- [PROBLEM TO SOLVE] Do not copy the pictures; transcribe all other material exactly.

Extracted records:
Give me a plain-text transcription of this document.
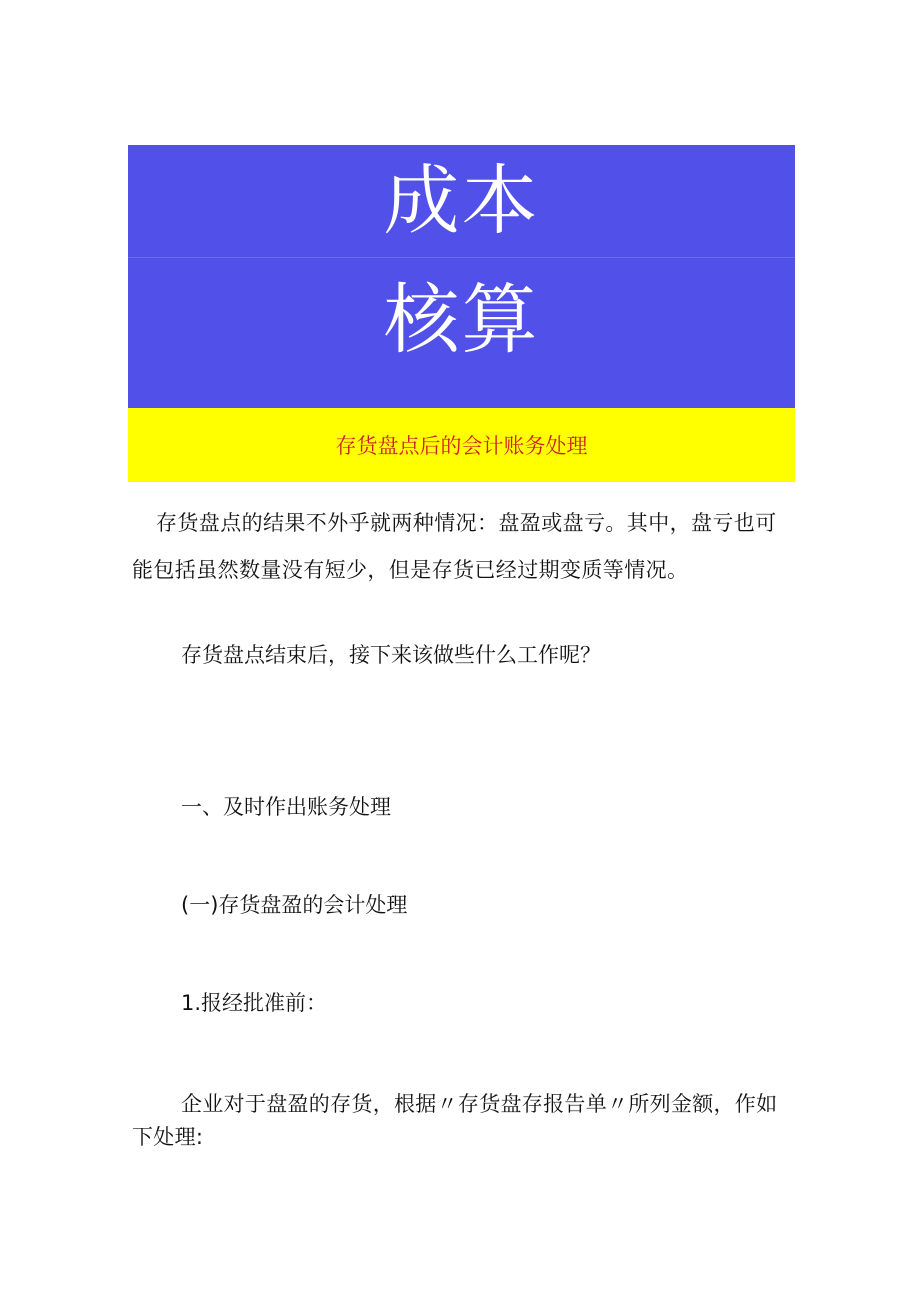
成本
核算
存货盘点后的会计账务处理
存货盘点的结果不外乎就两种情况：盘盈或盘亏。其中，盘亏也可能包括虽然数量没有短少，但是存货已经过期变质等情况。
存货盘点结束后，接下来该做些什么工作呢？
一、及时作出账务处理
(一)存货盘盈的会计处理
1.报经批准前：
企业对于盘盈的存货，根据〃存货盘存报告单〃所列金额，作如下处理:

- [CORRECT ANSWER]
Give me a plain-text transcription of this document.
成本
核算
存货盘点后的会计账务处理
存货盘点的结果不外乎就两种情况：盘盈或盘亏。其中，盘亏也可能包括虽然数量没有短少，但是存货已经过期变质等情况。
存货盘点结束后，接下来该做些什么工作呢？
一、及时作出账务处理
(一)存货盘盈的会计处理
1.报经批准前：
企业对于盘盈的存货，根据〃存货盘存报告单〃所列金额，作如下处理:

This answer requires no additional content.